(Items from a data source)
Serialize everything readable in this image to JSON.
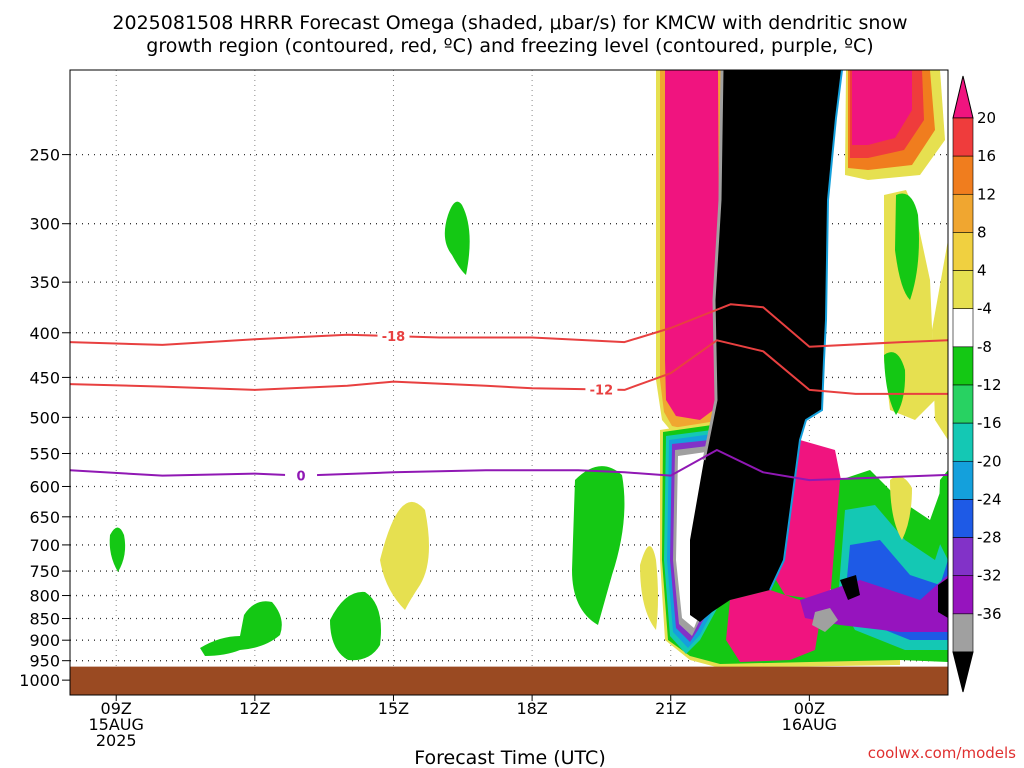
{
  "chart_data": {
    "type": "heatmap",
    "title": "2025081508 HRRR Forecast Omega (shaded, μbar/s) for KMCW with dendritic snow growth region (contoured, red, ºC) and freezing level (contoured, purple, ºC)",
    "title_lines": [
      "2025081508 HRRR Forecast Omega (shaded, μbar/s) for KMCW with dendritic snow",
      "growth region (contoured, red, ºC) and freezing level (contoured, purple, ºC)"
    ],
    "xlabel": "Forecast Time (UTC)",
    "ylabel": "",
    "credit": "coolwx.com/models",
    "x_range_hours": [
      8,
      27
    ],
    "y_range_hpa": [
      1040,
      200
    ],
    "y_scale": "log",
    "grid": true,
    "x_ticks": [
      {
        "hour": 9,
        "lines": [
          "09Z",
          "15AUG",
          "2025"
        ]
      },
      {
        "hour": 12,
        "lines": [
          "12Z"
        ]
      },
      {
        "hour": 15,
        "lines": [
          "15Z"
        ]
      },
      {
        "hour": 18,
        "lines": [
          "18Z"
        ]
      },
      {
        "hour": 21,
        "lines": [
          "21Z"
        ]
      },
      {
        "hour": 24,
        "lines": [
          "00Z",
          "16AUG"
        ]
      }
    ],
    "y_ticks": [
      250,
      300,
      350,
      400,
      450,
      500,
      550,
      600,
      650,
      700,
      750,
      800,
      850,
      900,
      950,
      1000
    ],
    "colorbar": {
      "labels": [
        "20",
        "16",
        "12",
        "8",
        "4",
        "-4",
        "-8",
        "-12",
        "-16",
        "-20",
        "-24",
        "-28",
        "-32",
        "-36"
      ],
      "colors": [
        "#f0147f",
        "#ef3c3c",
        "#f07d1e",
        "#f0a630",
        "#f0d040",
        "#e6e050",
        "#ffffff",
        "#14c814",
        "#28d262",
        "#14c8b4",
        "#14a0dc",
        "#1e5ae6",
        "#8232c8",
        "#9614be",
        "#a0a0a0",
        "#000000"
      ]
    },
    "ground": {
      "pressure_hpa": 965,
      "color": "#9a4a22"
    },
    "contours": [
      {
        "value": "-18",
        "color": "#e84040",
        "label_at_hour": 15,
        "points": [
          [
            8,
            410
          ],
          [
            10,
            413
          ],
          [
            12,
            407
          ],
          [
            14,
            402
          ],
          [
            16,
            405
          ],
          [
            18,
            405
          ],
          [
            20,
            410
          ],
          [
            21,
            395
          ],
          [
            22.3,
            371
          ],
          [
            23,
            374
          ],
          [
            24,
            415
          ],
          [
            26,
            410
          ],
          [
            27,
            408
          ]
        ]
      },
      {
        "value": "-12",
        "color": "#e84040",
        "label_at_hour": 19.5,
        "points": [
          [
            8,
            458
          ],
          [
            10,
            461
          ],
          [
            12,
            465
          ],
          [
            14,
            460
          ],
          [
            15,
            455
          ],
          [
            17,
            460
          ],
          [
            18,
            463
          ],
          [
            20,
            465
          ],
          [
            21,
            445
          ],
          [
            22,
            408
          ],
          [
            23,
            420
          ],
          [
            24,
            465
          ],
          [
            25,
            470
          ],
          [
            27,
            470
          ]
        ]
      },
      {
        "value": "0",
        "color": "#9018b4",
        "label_at_hour": 13,
        "points": [
          [
            8,
            575
          ],
          [
            10,
            583
          ],
          [
            12,
            580
          ],
          [
            13,
            583
          ],
          [
            15,
            578
          ],
          [
            17,
            575
          ],
          [
            19,
            575
          ],
          [
            20,
            578
          ],
          [
            21,
            583
          ],
          [
            22,
            545
          ],
          [
            23,
            578
          ],
          [
            24,
            590
          ],
          [
            27,
            582
          ]
        ]
      }
    ]
  }
}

(Exercise details) Write out every line above exactly as it is, leaving out the pictures.

(Expected output)
Serialize everything readable in this image to JSON.
{
  "chart_data": {
    "type": "heatmap",
    "title": "2025081508 HRRR Forecast Omega (shaded, μbar/s) for KMCW with dendritic snow growth region (contoured, red, ºC) and freezing level (contoured, purple, ºC)",
    "title_lines": [
      "2025081508 HRRR Forecast Omega (shaded, μbar/s) for KMCW with dendritic snow",
      "growth region (contoured, red, ºC) and freezing level (contoured, purple, ºC)"
    ],
    "xlabel": "Forecast Time (UTC)",
    "ylabel": "",
    "credit": "coolwx.com/models",
    "x_range_hours": [
      8,
      27
    ],
    "y_range_hpa": [
      1040,
      200
    ],
    "y_scale": "log",
    "grid": true,
    "x_ticks": [
      {
        "hour": 9,
        "lines": [
          "09Z",
          "15AUG",
          "2025"
        ]
      },
      {
        "hour": 12,
        "lines": [
          "12Z"
        ]
      },
      {
        "hour": 15,
        "lines": [
          "15Z"
        ]
      },
      {
        "hour": 18,
        "lines": [
          "18Z"
        ]
      },
      {
        "hour": 21,
        "lines": [
          "21Z"
        ]
      },
      {
        "hour": 24,
        "lines": [
          "00Z",
          "16AUG"
        ]
      }
    ],
    "y_ticks": [
      250,
      300,
      350,
      400,
      450,
      500,
      550,
      600,
      650,
      700,
      750,
      800,
      850,
      900,
      950,
      1000
    ],
    "colorbar": {
      "labels": [
        "20",
        "16",
        "12",
        "8",
        "4",
        "-4",
        "-8",
        "-12",
        "-16",
        "-20",
        "-24",
        "-28",
        "-32",
        "-36"
      ],
      "colors": [
        "#f0147f",
        "#ef3c3c",
        "#f07d1e",
        "#f0a630",
        "#f0d040",
        "#e6e050",
        "#ffffff",
        "#14c814",
        "#28d262",
        "#14c8b4",
        "#14a0dc",
        "#1e5ae6",
        "#8232c8",
        "#9614be",
        "#a0a0a0",
        "#000000"
      ]
    },
    "ground": {
      "pressure_hpa": 965,
      "color": "#9a4a22"
    },
    "contours": [
      {
        "value": "-18",
        "color": "#e84040",
        "label_at_hour": 15,
        "points": [
          [
            8,
            410
          ],
          [
            10,
            413
          ],
          [
            12,
            407
          ],
          [
            14,
            402
          ],
          [
            16,
            405
          ],
          [
            18,
            405
          ],
          [
            20,
            410
          ],
          [
            21,
            395
          ],
          [
            22.3,
            371
          ],
          [
            23,
            374
          ],
          [
            24,
            415
          ],
          [
            26,
            410
          ],
          [
            27,
            408
          ]
        ]
      },
      {
        "value": "-12",
        "color": "#e84040",
        "label_at_hour": 19.5,
        "points": [
          [
            8,
            458
          ],
          [
            10,
            461
          ],
          [
            12,
            465
          ],
          [
            14,
            460
          ],
          [
            15,
            455
          ],
          [
            17,
            460
          ],
          [
            18,
            463
          ],
          [
            20,
            465
          ],
          [
            21,
            445
          ],
          [
            22,
            408
          ],
          [
            23,
            420
          ],
          [
            24,
            465
          ],
          [
            25,
            470
          ],
          [
            27,
            470
          ]
        ]
      },
      {
        "value": "0",
        "color": "#9018b4",
        "label_at_hour": 13,
        "points": [
          [
            8,
            575
          ],
          [
            10,
            583
          ],
          [
            12,
            580
          ],
          [
            13,
            583
          ],
          [
            15,
            578
          ],
          [
            17,
            575
          ],
          [
            19,
            575
          ],
          [
            20,
            578
          ],
          [
            21,
            583
          ],
          [
            22,
            545
          ],
          [
            23,
            578
          ],
          [
            24,
            590
          ],
          [
            27,
            582
          ]
        ]
      }
    ]
  }
}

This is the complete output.